*SHORT EXERCISE*.
Give, as a bare number, the count of lines that contain the word "bitcell".

═══ DATA RECORDS ═══

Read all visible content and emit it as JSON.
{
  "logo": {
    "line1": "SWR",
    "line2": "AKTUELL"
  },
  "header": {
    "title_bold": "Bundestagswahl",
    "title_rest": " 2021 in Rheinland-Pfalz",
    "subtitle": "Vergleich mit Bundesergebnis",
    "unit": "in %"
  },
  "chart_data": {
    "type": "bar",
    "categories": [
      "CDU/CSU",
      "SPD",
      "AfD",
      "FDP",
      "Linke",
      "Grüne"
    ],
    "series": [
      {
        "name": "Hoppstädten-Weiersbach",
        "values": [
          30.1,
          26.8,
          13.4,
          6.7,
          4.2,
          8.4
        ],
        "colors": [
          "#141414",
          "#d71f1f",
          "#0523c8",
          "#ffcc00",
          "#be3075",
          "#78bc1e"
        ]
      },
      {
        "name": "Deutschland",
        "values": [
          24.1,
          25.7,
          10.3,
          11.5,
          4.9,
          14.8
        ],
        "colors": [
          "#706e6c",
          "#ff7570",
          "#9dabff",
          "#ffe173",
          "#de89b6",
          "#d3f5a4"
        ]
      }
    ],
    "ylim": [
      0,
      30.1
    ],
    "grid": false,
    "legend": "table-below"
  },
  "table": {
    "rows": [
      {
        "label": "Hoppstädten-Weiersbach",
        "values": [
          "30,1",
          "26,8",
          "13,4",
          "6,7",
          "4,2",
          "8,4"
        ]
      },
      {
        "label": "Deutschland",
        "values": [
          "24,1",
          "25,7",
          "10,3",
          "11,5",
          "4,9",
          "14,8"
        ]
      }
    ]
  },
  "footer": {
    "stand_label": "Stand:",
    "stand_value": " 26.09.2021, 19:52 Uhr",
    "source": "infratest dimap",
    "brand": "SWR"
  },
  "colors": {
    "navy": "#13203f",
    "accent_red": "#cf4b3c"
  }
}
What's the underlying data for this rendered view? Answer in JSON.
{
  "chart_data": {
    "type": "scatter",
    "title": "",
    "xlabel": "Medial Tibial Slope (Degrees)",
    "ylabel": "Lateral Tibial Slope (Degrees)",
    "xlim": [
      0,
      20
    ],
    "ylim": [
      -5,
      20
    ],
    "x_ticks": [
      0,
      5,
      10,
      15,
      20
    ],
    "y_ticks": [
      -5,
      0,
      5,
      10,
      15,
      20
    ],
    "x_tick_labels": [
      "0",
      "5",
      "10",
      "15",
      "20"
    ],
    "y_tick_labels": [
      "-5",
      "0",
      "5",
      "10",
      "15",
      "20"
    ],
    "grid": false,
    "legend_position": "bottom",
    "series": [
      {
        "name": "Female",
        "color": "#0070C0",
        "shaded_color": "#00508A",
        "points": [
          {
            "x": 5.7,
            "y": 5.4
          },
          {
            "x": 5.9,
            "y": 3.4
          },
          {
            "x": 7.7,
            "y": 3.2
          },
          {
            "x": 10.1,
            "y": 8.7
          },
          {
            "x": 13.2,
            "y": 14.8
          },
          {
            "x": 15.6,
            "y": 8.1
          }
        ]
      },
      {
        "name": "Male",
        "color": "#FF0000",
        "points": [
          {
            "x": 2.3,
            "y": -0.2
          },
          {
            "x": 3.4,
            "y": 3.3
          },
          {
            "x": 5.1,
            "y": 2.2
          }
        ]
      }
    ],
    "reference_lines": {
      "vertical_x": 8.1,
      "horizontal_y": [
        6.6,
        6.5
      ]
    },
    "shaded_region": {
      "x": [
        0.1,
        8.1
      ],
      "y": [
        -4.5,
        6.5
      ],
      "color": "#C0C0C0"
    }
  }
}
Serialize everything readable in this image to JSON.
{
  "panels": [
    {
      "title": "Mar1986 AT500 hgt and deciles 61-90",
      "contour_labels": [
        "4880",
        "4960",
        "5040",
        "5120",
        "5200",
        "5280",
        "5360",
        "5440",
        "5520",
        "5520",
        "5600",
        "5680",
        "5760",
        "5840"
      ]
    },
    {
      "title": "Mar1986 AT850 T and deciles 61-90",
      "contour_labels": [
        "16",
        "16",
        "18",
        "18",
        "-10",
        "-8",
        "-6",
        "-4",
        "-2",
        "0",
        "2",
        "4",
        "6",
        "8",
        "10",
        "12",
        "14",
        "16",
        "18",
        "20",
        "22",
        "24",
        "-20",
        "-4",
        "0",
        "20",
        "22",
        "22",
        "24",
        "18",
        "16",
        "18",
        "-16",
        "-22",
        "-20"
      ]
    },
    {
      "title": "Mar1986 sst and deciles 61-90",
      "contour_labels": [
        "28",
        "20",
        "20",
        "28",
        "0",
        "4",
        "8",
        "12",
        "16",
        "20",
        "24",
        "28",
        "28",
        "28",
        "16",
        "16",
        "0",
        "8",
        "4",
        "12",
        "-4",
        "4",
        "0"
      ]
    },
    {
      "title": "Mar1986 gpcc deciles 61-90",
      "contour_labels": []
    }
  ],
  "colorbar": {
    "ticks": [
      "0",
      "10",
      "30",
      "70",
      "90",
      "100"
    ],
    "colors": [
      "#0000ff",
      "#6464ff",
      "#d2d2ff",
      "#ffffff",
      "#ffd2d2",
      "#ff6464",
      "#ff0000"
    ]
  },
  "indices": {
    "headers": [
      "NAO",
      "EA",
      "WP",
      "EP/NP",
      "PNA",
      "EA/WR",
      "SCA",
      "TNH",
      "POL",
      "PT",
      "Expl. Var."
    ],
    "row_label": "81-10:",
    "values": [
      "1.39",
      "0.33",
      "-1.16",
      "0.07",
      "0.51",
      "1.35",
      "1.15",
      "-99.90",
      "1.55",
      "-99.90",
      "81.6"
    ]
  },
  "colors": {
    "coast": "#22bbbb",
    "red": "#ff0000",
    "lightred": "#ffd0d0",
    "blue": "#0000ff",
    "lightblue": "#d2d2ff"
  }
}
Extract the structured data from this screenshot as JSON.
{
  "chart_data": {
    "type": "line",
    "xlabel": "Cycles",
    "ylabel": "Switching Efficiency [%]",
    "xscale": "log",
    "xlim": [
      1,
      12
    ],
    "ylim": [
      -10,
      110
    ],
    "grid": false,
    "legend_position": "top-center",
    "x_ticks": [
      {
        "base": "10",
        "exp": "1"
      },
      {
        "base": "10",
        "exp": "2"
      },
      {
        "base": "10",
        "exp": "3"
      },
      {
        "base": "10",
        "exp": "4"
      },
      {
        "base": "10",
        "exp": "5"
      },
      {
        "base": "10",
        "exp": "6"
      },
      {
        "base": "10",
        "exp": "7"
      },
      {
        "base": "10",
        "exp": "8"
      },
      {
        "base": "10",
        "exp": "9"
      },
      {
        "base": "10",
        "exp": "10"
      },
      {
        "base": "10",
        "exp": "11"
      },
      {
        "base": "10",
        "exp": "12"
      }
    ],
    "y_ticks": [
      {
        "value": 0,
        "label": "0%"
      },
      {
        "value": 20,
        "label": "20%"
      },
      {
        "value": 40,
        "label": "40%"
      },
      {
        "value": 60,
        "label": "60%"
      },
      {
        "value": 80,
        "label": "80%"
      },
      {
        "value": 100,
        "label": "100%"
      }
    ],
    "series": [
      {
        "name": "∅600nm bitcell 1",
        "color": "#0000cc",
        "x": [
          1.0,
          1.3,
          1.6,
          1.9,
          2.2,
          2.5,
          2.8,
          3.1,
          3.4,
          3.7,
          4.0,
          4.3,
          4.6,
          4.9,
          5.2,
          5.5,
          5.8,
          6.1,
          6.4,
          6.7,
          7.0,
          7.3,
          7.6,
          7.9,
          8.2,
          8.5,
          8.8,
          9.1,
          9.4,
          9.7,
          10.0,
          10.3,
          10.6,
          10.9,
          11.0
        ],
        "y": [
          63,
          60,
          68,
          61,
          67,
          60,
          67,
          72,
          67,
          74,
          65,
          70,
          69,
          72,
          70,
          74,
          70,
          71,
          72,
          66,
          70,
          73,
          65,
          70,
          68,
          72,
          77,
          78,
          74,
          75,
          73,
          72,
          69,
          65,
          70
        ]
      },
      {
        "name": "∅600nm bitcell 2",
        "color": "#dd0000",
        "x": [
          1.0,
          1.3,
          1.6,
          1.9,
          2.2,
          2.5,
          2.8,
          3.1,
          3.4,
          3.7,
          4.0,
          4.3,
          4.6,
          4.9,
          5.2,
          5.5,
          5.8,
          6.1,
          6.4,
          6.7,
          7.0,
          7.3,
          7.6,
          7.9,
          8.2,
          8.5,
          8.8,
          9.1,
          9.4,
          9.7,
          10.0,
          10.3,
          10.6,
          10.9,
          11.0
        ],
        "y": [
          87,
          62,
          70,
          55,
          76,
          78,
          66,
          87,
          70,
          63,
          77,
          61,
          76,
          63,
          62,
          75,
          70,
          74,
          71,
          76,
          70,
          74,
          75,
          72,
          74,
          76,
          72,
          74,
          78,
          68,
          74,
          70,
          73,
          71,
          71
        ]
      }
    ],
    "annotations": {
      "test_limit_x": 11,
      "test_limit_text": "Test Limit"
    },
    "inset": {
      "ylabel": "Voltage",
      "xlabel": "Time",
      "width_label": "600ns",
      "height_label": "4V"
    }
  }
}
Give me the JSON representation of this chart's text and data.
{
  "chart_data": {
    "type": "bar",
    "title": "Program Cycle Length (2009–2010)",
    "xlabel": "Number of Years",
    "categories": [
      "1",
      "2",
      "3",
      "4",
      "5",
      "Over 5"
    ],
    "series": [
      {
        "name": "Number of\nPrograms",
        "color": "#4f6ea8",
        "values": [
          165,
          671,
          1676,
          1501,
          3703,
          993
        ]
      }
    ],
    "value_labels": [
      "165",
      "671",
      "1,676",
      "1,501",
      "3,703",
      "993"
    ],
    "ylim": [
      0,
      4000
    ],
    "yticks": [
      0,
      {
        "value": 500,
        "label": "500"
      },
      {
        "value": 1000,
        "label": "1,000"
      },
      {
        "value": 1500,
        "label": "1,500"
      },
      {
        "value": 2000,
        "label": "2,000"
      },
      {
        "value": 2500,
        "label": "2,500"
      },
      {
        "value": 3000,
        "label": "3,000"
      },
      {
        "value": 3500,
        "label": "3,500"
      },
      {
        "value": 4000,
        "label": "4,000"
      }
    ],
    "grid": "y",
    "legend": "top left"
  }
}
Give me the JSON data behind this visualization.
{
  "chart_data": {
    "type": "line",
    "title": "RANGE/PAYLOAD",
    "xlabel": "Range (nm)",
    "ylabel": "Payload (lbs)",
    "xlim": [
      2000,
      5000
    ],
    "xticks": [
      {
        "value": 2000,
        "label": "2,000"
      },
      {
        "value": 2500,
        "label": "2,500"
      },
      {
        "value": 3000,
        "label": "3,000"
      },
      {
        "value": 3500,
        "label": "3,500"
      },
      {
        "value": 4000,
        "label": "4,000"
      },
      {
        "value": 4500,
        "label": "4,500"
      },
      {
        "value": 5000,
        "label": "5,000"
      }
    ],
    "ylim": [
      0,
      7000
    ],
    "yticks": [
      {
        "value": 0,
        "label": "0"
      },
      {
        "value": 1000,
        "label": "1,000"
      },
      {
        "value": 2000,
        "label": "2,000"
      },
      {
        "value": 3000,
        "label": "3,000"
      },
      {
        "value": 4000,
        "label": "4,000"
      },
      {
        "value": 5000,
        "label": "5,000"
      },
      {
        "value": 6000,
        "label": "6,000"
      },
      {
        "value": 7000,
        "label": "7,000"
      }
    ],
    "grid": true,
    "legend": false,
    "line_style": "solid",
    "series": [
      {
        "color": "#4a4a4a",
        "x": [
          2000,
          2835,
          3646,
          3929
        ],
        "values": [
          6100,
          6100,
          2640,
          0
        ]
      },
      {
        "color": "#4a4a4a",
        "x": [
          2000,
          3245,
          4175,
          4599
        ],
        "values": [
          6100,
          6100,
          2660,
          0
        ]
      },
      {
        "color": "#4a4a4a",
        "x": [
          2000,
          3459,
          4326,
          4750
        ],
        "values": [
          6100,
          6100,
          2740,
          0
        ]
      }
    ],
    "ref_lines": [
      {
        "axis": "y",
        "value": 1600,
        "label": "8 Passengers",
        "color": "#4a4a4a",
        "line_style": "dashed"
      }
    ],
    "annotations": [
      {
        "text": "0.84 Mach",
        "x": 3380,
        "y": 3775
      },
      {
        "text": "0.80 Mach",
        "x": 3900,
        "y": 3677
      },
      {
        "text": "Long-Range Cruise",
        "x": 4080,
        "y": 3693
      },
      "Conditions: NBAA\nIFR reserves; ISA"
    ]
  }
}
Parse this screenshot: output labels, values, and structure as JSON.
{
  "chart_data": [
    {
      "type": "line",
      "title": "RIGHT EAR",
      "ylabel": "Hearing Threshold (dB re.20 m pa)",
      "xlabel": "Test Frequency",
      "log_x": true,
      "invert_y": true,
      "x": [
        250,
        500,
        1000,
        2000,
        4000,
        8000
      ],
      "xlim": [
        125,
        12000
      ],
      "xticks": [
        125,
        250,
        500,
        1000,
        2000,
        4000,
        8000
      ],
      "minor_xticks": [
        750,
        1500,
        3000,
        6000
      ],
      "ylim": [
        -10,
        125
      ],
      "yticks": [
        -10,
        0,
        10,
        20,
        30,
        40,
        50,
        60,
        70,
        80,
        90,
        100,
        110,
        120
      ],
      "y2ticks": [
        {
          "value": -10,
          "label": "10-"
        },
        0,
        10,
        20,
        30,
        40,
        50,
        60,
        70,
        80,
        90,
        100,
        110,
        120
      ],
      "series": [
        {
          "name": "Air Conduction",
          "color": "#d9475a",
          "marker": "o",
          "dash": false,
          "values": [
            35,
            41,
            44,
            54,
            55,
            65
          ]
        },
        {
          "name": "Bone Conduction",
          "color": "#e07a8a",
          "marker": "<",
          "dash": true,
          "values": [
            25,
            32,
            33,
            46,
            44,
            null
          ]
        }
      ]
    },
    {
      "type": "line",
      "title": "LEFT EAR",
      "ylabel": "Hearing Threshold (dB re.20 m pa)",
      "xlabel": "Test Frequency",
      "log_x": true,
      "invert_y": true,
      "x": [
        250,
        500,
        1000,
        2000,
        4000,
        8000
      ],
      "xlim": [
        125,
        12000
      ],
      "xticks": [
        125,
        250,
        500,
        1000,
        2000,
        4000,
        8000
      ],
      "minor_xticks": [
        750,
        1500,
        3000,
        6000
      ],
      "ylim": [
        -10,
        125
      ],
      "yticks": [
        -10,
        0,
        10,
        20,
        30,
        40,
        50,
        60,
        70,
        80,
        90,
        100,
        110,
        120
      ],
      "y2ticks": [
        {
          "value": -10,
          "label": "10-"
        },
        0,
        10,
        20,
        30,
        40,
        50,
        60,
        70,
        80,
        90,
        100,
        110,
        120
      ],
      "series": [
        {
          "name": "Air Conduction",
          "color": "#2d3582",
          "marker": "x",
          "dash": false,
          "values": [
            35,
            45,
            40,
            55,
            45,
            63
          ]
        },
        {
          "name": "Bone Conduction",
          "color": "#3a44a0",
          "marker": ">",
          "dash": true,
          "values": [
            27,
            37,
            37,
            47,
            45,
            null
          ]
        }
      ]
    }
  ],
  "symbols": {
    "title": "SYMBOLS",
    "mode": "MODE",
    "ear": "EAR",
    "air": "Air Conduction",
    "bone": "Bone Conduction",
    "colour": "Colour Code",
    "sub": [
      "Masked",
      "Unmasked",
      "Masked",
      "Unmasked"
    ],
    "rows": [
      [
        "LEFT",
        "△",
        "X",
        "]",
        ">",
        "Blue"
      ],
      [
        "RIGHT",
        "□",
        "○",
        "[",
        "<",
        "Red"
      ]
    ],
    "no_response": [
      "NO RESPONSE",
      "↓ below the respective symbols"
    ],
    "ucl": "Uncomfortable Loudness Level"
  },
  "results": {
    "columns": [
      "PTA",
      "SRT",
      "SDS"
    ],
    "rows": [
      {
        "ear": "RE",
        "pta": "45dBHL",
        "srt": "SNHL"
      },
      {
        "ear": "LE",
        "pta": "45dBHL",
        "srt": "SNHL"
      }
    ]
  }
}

═══

*RESULT OF THIS EXERCISE*.
2